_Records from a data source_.
-*-
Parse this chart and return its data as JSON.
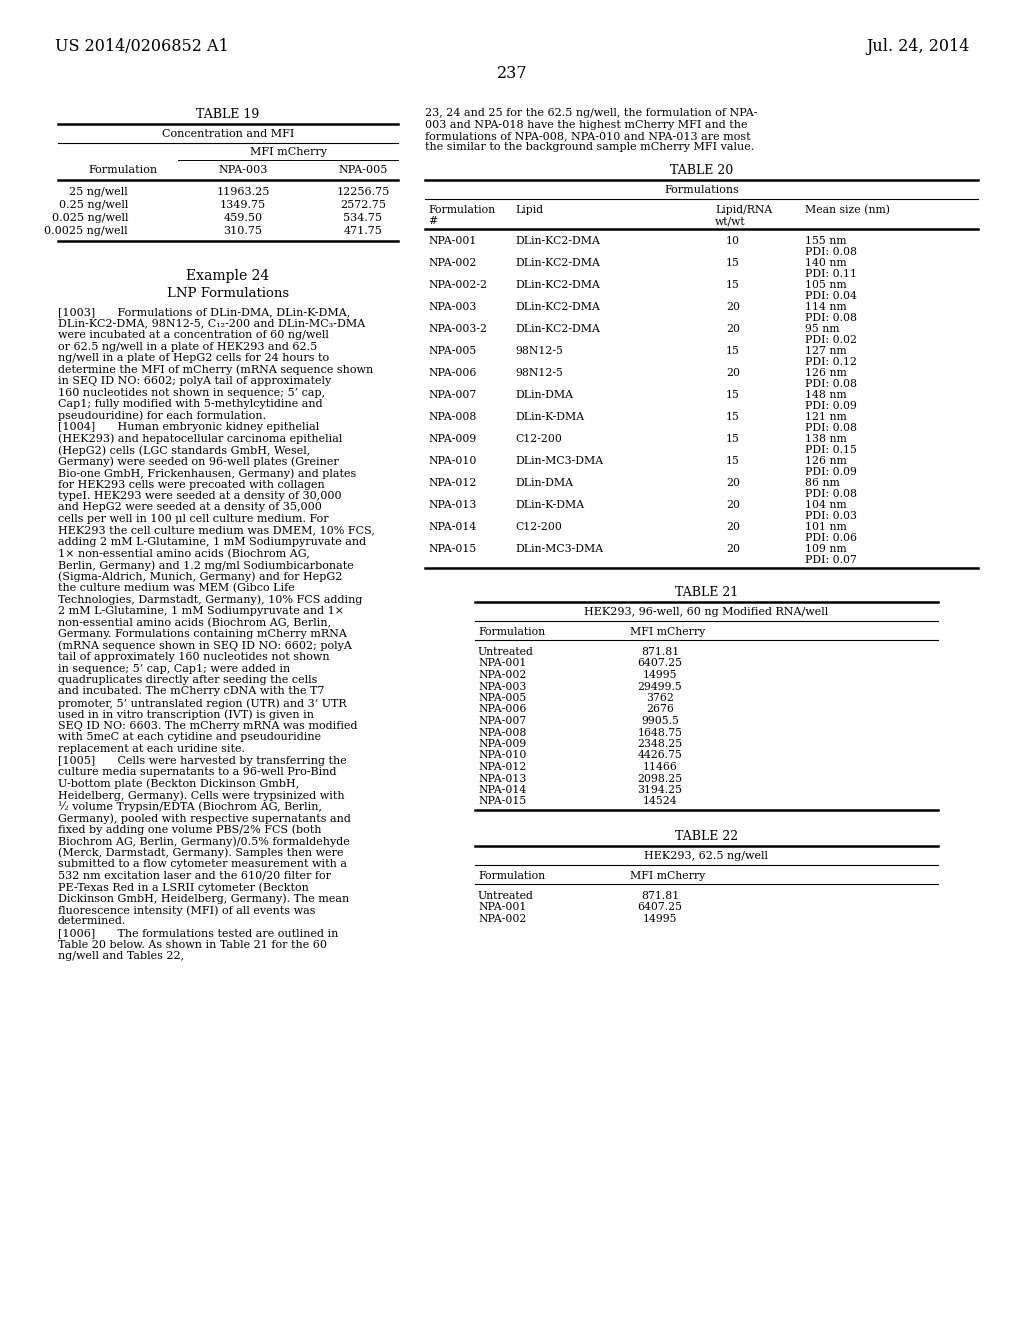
{
  "header_left": "US 2014/0206852 A1",
  "header_right": "Jul. 24, 2014",
  "page_number": "237",
  "table19": {
    "title": "TABLE 19",
    "subtitle": "Concentration and MFI",
    "subheader": "MFI mCherry",
    "col_headers": [
      "Formulation",
      "NPA-003",
      "NPA-005"
    ],
    "rows": [
      [
        "25 ng/well",
        "11963.25",
        "12256.75"
      ],
      [
        "0.25 ng/well",
        "1349.75",
        "2572.75"
      ],
      [
        "0.025 ng/well",
        "459.50",
        "534.75"
      ],
      [
        "0.0025 ng/well",
        "310.75",
        "471.75"
      ]
    ]
  },
  "example24_title": "Example 24",
  "example24_subtitle": "LNP Formulations",
  "body_paragraphs": [
    "[1003]  Formulations of DLin-DMA, DLin-K-DMA, DLin-KC2-DMA, 98N12-5, C₁₂-200 and DLin-MC₃-DMA were incubated at a concentration of 60 ng/well or 62.5 ng/well in a plate of HEK293 and 62.5 ng/well in a plate of HepG2 cells for 24 hours to determine the MFI of mCherry (mRNA sequence shown in SEQ ID NO: 6602; polyA tail of approximately 160 nucleotides not shown in sequence; 5’ cap, Cap1; fully modified with 5-methylcytidine and pseudouridine) for each formulation.",
    "[1004]  Human embryonic kidney epithelial (HEK293) and hepatocellular carcinoma epithelial (HepG2) cells (LGC standards GmbH, Wesel, Germany) were seeded on 96-well plates (Greiner Bio-one GmbH, Frickenhausen, Germany) and plates for HEK293 cells were precoated with collagen typeI. HEK293 were seeded at a density of 30,000 and HepG2 were seeded at a density of 35,000 cells per well in 100 μl cell culture medium. For HEK293 the cell culture medium was DMEM, 10% FCS, adding 2 mM L-Glutamine, 1 mM Sodiumpyruvate and 1× non-essential amino acids (Biochrom AG, Berlin, Germany) and 1.2 mg/ml Sodiumbicarbonate (Sigma-Aldrich, Munich, Germany) and for HepG2 the culture medium was MEM (Gibco Life Technologies, Darmstadt, Germany), 10% FCS adding 2 mM L-Glutamine, 1 mM Sodiumpyruvate and 1× non-essential amino acids (Biochrom AG, Berlin, Germany. Formulations containing mCherry mRNA (mRNA sequence shown in SEQ ID NO: 6602; polyA tail of approximately 160 nucleotides not shown in sequence; 5’ cap, Cap1; were added in quadruplicates directly after seeding the cells and incubated. The mCherry cDNA with the T7 promoter, 5’ untranslated region (UTR) and 3’ UTR used in in vitro transcription (IVT) is given in SEQ ID NO: 6603. The mCherry mRNA was modified with 5meC at each cytidine and pseudouridine replacement at each uridine site.",
    "[1005]  Cells were harvested by transferring the culture media supernatants to a 96-well Pro-Bind U-bottom plate (Beckton Dickinson GmbH, Heidelberg, Germany). Cells were trypsinized with ½ volume Trypsin/EDTA (Biochrom AG, Berlin, Germany), pooled with respective supernatants and fixed by adding one volume PBS/2% FCS (both Biochrom AG, Berlin, Germany)/0.5% formaldehyde (Merck, Darmstadt, Germany). Samples then were submitted to a flow cytometer measurement with a 532 nm excitation laser and the 610/20 filter for PE-Texas Red in a LSRII cytometer (Beckton Dickinson GmbH, Heidelberg, Germany). The mean fluorescence intensity (MFI) of all events was determined.",
    "[1006]  The formulations tested are outlined in Table 20 below. As shown in Table 21 for the 60 ng/well and Tables 22,"
  ],
  "right_text_lines": [
    "23, 24 and 25 for the 62.5 ng/well, the formulation of NPA-",
    "003 and NPA-018 have the highest mCherry MFI and the",
    "formulations of NPA-008, NPA-010 and NPA-013 are most",
    "the similar to the background sample mCherry MFI value."
  ],
  "table20": {
    "title": "TABLE 20",
    "subtitle": "Formulations",
    "rows": [
      [
        "NPA-001",
        "DLin-KC2-DMA",
        "10",
        "155 nm",
        "PDI: 0.08"
      ],
      [
        "NPA-002",
        "DLin-KC2-DMA",
        "15",
        "140 nm",
        "PDI: 0.11"
      ],
      [
        "NPA-002-2",
        "DLin-KC2-DMA",
        "15",
        "105 nm",
        "PDI: 0.04"
      ],
      [
        "NPA-003",
        "DLin-KC2-DMA",
        "20",
        "114 nm",
        "PDI: 0.08"
      ],
      [
        "NPA-003-2",
        "DLin-KC2-DMA",
        "20",
        "95 nm",
        "PDI: 0.02"
      ],
      [
        "NPA-005",
        "98N12-5",
        "15",
        "127 nm",
        "PDI: 0.12"
      ],
      [
        "NPA-006",
        "98N12-5",
        "20",
        "126 nm",
        "PDI: 0.08"
      ],
      [
        "NPA-007",
        "DLin-DMA",
        "15",
        "148 nm",
        "PDI: 0.09"
      ],
      [
        "NPA-008",
        "DLin-K-DMA",
        "15",
        "121 nm",
        "PDI: 0.08"
      ],
      [
        "NPA-009",
        "C12-200",
        "15",
        "138 nm",
        "PDI: 0.15"
      ],
      [
        "NPA-010",
        "DLin-MC3-DMA",
        "15",
        "126 nm",
        "PDI: 0.09"
      ],
      [
        "NPA-012",
        "DLin-DMA",
        "20",
        "86 nm",
        "PDI: 0.08"
      ],
      [
        "NPA-013",
        "DLin-K-DMA",
        "20",
        "104 nm",
        "PDI: 0.03"
      ],
      [
        "NPA-014",
        "C12-200",
        "20",
        "101 nm",
        "PDI: 0.06"
      ],
      [
        "NPA-015",
        "DLin-MC3-DMA",
        "20",
        "109 nm",
        "PDI: 0.07"
      ]
    ]
  },
  "table21": {
    "title": "TABLE 21",
    "subtitle": "HEK293, 96-well, 60 ng Modified RNA/well",
    "rows": [
      [
        "Untreated",
        "871.81"
      ],
      [
        "NPA-001",
        "6407.25"
      ],
      [
        "NPA-002",
        "14995"
      ],
      [
        "NPA-003",
        "29499.5"
      ],
      [
        "NPA-005",
        "3762"
      ],
      [
        "NPA-006",
        "2676"
      ],
      [
        "NPA-007",
        "9905.5"
      ],
      [
        "NPA-008",
        "1648.75"
      ],
      [
        "NPA-009",
        "2348.25"
      ],
      [
        "NPA-010",
        "4426.75"
      ],
      [
        "NPA-012",
        "11466"
      ],
      [
        "NPA-013",
        "2098.25"
      ],
      [
        "NPA-014",
        "3194.25"
      ],
      [
        "NPA-015",
        "14524"
      ]
    ]
  },
  "table22": {
    "title": "TABLE 22",
    "subtitle": "HEK293, 62.5 ng/well",
    "rows": [
      [
        "Untreated",
        "871.81"
      ],
      [
        "NPA-001",
        "6407.25"
      ],
      [
        "NPA-002",
        "14995"
      ]
    ]
  }
}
-*-
_PROBLEM REQUIREMENTS_.
Leaving out any pictures, write the records above out exactly as they are.

_ANSWER SPACE_.
Parse this chart and return its data as JSON.
{
  "header_left": "US 2014/0206852 A1",
  "header_right": "Jul. 24, 2014",
  "page_number": "237",
  "table19": {
    "title": "TABLE 19",
    "subtitle": "Concentration and MFI",
    "subheader": "MFI mCherry",
    "col_headers": [
      "Formulation",
      "NPA-003",
      "NPA-005"
    ],
    "rows": [
      [
        "25 ng/well",
        "11963.25",
        "12256.75"
      ],
      [
        "0.25 ng/well",
        "1349.75",
        "2572.75"
      ],
      [
        "0.025 ng/well",
        "459.50",
        "534.75"
      ],
      [
        "0.0025 ng/well",
        "310.75",
        "471.75"
      ]
    ]
  },
  "example24_title": "Example 24",
  "example24_subtitle": "LNP Formulations",
  "body_paragraphs": [
    "[1003]  Formulations of DLin-DMA, DLin-K-DMA, DLin-KC2-DMA, 98N12-5, C₁₂-200 and DLin-MC₃-DMA were incubated at a concentration of 60 ng/well or 62.5 ng/well in a plate of HEK293 and 62.5 ng/well in a plate of HepG2 cells for 24 hours to determine the MFI of mCherry (mRNA sequence shown in SEQ ID NO: 6602; polyA tail of approximately 160 nucleotides not shown in sequence; 5’ cap, Cap1; fully modified with 5-methylcytidine and pseudouridine) for each formulation.",
    "[1004]  Human embryonic kidney epithelial (HEK293) and hepatocellular carcinoma epithelial (HepG2) cells (LGC standards GmbH, Wesel, Germany) were seeded on 96-well plates (Greiner Bio-one GmbH, Frickenhausen, Germany) and plates for HEK293 cells were precoated with collagen typeI. HEK293 were seeded at a density of 30,000 and HepG2 were seeded at a density of 35,000 cells per well in 100 μl cell culture medium. For HEK293 the cell culture medium was DMEM, 10% FCS, adding 2 mM L-Glutamine, 1 mM Sodiumpyruvate and 1× non-essential amino acids (Biochrom AG, Berlin, Germany) and 1.2 mg/ml Sodiumbicarbonate (Sigma-Aldrich, Munich, Germany) and for HepG2 the culture medium was MEM (Gibco Life Technologies, Darmstadt, Germany), 10% FCS adding 2 mM L-Glutamine, 1 mM Sodiumpyruvate and 1× non-essential amino acids (Biochrom AG, Berlin, Germany. Formulations containing mCherry mRNA (mRNA sequence shown in SEQ ID NO: 6602; polyA tail of approximately 160 nucleotides not shown in sequence; 5’ cap, Cap1; were added in quadruplicates directly after seeding the cells and incubated. The mCherry cDNA with the T7 promoter, 5’ untranslated region (UTR) and 3’ UTR used in in vitro transcription (IVT) is given in SEQ ID NO: 6603. The mCherry mRNA was modified with 5meC at each cytidine and pseudouridine replacement at each uridine site.",
    "[1005]  Cells were harvested by transferring the culture media supernatants to a 96-well Pro-Bind U-bottom plate (Beckton Dickinson GmbH, Heidelberg, Germany). Cells were trypsinized with ½ volume Trypsin/EDTA (Biochrom AG, Berlin, Germany), pooled with respective supernatants and fixed by adding one volume PBS/2% FCS (both Biochrom AG, Berlin, Germany)/0.5% formaldehyde (Merck, Darmstadt, Germany). Samples then were submitted to a flow cytometer measurement with a 532 nm excitation laser and the 610/20 filter for PE-Texas Red in a LSRII cytometer (Beckton Dickinson GmbH, Heidelberg, Germany). The mean fluorescence intensity (MFI) of all events was determined.",
    "[1006]  The formulations tested are outlined in Table 20 below. As shown in Table 21 for the 60 ng/well and Tables 22,"
  ],
  "right_text_lines": [
    "23, 24 and 25 for the 62.5 ng/well, the formulation of NPA-",
    "003 and NPA-018 have the highest mCherry MFI and the",
    "formulations of NPA-008, NPA-010 and NPA-013 are most",
    "the similar to the background sample mCherry MFI value."
  ],
  "table20": {
    "title": "TABLE 20",
    "subtitle": "Formulations",
    "rows": [
      [
        "NPA-001",
        "DLin-KC2-DMA",
        "10",
        "155 nm",
        "PDI: 0.08"
      ],
      [
        "NPA-002",
        "DLin-KC2-DMA",
        "15",
        "140 nm",
        "PDI: 0.11"
      ],
      [
        "NPA-002-2",
        "DLin-KC2-DMA",
        "15",
        "105 nm",
        "PDI: 0.04"
      ],
      [
        "NPA-003",
        "DLin-KC2-DMA",
        "20",
        "114 nm",
        "PDI: 0.08"
      ],
      [
        "NPA-003-2",
        "DLin-KC2-DMA",
        "20",
        "95 nm",
        "PDI: 0.02"
      ],
      [
        "NPA-005",
        "98N12-5",
        "15",
        "127 nm",
        "PDI: 0.12"
      ],
      [
        "NPA-006",
        "98N12-5",
        "20",
        "126 nm",
        "PDI: 0.08"
      ],
      [
        "NPA-007",
        "DLin-DMA",
        "15",
        "148 nm",
        "PDI: 0.09"
      ],
      [
        "NPA-008",
        "DLin-K-DMA",
        "15",
        "121 nm",
        "PDI: 0.08"
      ],
      [
        "NPA-009",
        "C12-200",
        "15",
        "138 nm",
        "PDI: 0.15"
      ],
      [
        "NPA-010",
        "DLin-MC3-DMA",
        "15",
        "126 nm",
        "PDI: 0.09"
      ],
      [
        "NPA-012",
        "DLin-DMA",
        "20",
        "86 nm",
        "PDI: 0.08"
      ],
      [
        "NPA-013",
        "DLin-K-DMA",
        "20",
        "104 nm",
        "PDI: 0.03"
      ],
      [
        "NPA-014",
        "C12-200",
        "20",
        "101 nm",
        "PDI: 0.06"
      ],
      [
        "NPA-015",
        "DLin-MC3-DMA",
        "20",
        "109 nm",
        "PDI: 0.07"
      ]
    ]
  },
  "table21": {
    "title": "TABLE 21",
    "subtitle": "HEK293, 96-well, 60 ng Modified RNA/well",
    "rows": [
      [
        "Untreated",
        "871.81"
      ],
      [
        "NPA-001",
        "6407.25"
      ],
      [
        "NPA-002",
        "14995"
      ],
      [
        "NPA-003",
        "29499.5"
      ],
      [
        "NPA-005",
        "3762"
      ],
      [
        "NPA-006",
        "2676"
      ],
      [
        "NPA-007",
        "9905.5"
      ],
      [
        "NPA-008",
        "1648.75"
      ],
      [
        "NPA-009",
        "2348.25"
      ],
      [
        "NPA-010",
        "4426.75"
      ],
      [
        "NPA-012",
        "11466"
      ],
      [
        "NPA-013",
        "2098.25"
      ],
      [
        "NPA-014",
        "3194.25"
      ],
      [
        "NPA-015",
        "14524"
      ]
    ]
  },
  "table22": {
    "title": "TABLE 22",
    "subtitle": "HEK293, 62.5 ng/well",
    "rows": [
      [
        "Untreated",
        "871.81"
      ],
      [
        "NPA-001",
        "6407.25"
      ],
      [
        "NPA-002",
        "14995"
      ]
    ]
  }
}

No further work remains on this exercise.